Directive. Show each line of the data below that has the string "front" in it.

Extracted data entries:
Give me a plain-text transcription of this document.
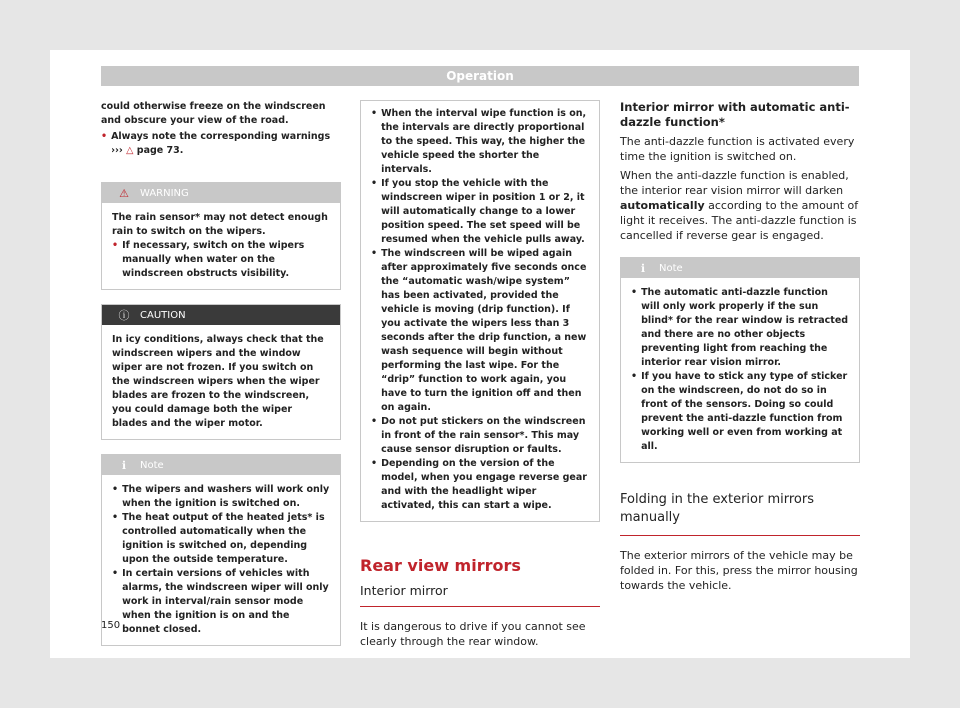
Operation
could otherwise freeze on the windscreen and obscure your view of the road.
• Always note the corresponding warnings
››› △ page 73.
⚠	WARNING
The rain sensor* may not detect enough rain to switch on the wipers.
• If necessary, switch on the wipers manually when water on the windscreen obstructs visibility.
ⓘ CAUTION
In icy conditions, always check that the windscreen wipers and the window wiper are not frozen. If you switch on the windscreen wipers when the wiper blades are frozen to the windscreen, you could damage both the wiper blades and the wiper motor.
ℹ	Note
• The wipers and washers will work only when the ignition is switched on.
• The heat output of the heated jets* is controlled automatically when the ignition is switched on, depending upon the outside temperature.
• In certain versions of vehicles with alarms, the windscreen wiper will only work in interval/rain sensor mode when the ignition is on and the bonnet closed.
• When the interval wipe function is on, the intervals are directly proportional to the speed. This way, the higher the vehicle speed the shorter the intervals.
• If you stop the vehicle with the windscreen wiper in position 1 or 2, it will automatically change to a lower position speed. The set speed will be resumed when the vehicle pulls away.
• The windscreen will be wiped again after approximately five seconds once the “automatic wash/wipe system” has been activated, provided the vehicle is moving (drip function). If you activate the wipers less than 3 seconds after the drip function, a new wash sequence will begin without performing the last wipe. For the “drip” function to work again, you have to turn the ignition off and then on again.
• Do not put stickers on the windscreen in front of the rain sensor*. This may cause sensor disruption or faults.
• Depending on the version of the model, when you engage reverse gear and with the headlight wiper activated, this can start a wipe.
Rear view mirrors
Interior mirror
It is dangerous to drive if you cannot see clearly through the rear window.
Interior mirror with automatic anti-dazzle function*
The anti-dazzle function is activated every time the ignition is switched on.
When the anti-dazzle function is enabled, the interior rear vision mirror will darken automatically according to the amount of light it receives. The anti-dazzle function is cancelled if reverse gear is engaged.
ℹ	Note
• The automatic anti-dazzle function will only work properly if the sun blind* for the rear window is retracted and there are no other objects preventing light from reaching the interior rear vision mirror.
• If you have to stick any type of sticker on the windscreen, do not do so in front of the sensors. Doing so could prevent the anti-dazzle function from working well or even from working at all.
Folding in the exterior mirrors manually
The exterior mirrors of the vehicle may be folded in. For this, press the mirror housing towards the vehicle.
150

Final result.
• Do not put stickers on the windscreen in front of the rain sensor*. This may cause sensor disruption or faults.
• If you have to stick any type of sticker on the windscreen, do not do so in front of the sensors. Doing so could prevent the anti-dazzle function from working well or even from working at all.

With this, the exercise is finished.